EXERCISE DESCRIPTION ▸ Filter the data for lines with the word "column", then copy every line so identified.

STORED ROWS ▸

•••••

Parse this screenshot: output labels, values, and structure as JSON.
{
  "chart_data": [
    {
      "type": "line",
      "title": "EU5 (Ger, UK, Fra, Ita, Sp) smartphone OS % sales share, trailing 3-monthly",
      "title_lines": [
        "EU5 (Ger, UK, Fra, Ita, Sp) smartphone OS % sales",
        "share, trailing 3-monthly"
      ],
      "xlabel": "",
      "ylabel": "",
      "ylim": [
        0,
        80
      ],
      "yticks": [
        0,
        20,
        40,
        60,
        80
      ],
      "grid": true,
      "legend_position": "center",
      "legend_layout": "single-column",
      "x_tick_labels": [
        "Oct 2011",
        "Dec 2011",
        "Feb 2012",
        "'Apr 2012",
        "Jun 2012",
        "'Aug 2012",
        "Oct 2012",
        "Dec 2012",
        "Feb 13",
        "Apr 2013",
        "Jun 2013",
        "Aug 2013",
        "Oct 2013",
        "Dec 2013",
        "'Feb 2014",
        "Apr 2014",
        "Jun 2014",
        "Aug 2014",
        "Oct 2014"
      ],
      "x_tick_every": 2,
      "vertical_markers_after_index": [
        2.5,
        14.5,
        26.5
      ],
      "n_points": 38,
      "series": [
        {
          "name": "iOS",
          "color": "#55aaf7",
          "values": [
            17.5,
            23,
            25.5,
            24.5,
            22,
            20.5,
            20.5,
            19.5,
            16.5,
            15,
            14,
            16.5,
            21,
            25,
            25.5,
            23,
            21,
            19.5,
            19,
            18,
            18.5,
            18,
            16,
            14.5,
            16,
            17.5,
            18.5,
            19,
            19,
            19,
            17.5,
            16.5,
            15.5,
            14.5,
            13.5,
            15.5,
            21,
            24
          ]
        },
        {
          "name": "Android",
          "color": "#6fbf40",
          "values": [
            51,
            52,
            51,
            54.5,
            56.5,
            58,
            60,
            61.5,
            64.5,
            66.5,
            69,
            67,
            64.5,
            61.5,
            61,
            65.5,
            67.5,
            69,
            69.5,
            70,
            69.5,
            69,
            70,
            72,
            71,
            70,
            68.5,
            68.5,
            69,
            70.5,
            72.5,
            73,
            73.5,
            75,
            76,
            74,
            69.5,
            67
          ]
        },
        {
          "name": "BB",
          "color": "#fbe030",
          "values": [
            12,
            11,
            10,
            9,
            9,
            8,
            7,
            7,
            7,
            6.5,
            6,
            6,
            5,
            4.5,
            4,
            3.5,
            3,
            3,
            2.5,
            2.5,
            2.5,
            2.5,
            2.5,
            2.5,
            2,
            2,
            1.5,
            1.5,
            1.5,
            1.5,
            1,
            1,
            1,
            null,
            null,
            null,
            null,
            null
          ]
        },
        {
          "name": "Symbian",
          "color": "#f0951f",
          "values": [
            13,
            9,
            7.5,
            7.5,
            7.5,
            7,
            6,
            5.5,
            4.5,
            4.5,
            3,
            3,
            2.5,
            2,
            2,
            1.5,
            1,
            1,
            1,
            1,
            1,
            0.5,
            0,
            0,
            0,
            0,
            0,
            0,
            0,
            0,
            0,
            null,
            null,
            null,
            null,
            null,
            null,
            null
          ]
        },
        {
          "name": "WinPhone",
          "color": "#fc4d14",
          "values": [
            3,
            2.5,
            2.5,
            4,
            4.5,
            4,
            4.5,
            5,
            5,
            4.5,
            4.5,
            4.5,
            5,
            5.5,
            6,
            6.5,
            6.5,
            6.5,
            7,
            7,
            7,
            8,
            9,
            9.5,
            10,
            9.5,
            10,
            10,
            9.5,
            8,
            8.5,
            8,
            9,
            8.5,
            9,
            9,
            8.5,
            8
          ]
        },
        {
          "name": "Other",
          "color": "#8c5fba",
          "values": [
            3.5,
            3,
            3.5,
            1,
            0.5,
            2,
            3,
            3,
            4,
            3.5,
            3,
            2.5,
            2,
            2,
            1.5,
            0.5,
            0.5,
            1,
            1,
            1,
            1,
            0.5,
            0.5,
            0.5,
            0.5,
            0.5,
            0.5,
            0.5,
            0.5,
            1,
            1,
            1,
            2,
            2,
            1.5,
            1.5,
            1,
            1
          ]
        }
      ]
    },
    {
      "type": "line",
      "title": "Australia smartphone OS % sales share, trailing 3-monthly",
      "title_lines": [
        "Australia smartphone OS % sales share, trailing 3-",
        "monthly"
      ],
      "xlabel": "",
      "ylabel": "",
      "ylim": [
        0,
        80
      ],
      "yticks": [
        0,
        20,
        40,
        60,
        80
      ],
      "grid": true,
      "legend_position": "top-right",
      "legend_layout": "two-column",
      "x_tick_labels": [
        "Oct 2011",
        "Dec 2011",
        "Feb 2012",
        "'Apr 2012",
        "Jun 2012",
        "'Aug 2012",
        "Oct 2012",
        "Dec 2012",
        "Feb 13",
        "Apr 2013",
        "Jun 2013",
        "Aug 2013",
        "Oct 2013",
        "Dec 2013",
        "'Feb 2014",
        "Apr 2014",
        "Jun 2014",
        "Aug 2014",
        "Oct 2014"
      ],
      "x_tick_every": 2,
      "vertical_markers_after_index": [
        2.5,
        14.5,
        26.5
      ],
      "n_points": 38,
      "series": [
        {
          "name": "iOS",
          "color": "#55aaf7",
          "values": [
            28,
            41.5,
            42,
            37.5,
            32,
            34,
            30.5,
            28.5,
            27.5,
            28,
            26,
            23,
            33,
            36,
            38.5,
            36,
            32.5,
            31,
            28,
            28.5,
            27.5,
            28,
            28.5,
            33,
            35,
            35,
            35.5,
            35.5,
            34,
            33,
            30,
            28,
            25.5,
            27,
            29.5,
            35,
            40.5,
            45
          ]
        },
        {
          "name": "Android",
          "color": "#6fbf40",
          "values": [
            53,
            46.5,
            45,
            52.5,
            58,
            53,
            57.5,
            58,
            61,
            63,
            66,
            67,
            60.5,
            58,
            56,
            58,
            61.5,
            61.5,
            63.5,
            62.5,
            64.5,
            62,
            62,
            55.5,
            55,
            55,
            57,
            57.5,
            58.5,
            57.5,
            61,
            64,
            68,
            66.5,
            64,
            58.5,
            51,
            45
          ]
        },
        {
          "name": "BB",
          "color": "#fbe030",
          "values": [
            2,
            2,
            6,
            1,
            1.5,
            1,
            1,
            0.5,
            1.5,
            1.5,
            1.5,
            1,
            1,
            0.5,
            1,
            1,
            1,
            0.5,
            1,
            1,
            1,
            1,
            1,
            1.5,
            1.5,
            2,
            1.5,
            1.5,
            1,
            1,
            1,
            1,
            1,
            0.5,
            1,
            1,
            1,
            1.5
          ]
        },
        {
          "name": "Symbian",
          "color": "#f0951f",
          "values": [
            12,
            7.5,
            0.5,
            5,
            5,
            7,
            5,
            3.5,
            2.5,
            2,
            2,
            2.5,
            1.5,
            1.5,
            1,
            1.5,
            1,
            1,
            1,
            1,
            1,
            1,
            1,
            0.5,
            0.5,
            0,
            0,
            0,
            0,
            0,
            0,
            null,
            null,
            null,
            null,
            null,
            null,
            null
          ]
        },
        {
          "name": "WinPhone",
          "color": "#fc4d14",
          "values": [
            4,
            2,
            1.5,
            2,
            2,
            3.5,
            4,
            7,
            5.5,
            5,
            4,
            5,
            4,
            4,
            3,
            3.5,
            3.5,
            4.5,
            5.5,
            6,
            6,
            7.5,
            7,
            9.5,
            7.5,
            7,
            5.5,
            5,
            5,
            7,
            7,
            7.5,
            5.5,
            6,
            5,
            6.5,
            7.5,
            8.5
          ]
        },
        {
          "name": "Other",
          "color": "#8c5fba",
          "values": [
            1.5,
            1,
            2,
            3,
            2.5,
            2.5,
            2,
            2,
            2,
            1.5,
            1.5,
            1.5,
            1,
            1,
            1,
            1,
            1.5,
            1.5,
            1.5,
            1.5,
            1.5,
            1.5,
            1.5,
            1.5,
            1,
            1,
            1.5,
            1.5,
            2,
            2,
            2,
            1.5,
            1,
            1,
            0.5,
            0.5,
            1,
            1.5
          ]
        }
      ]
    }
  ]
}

•••••

RESPONSE TO THIS TASK ▸
      "legend_layout": "single-column",
      "legend_layout": "two-column",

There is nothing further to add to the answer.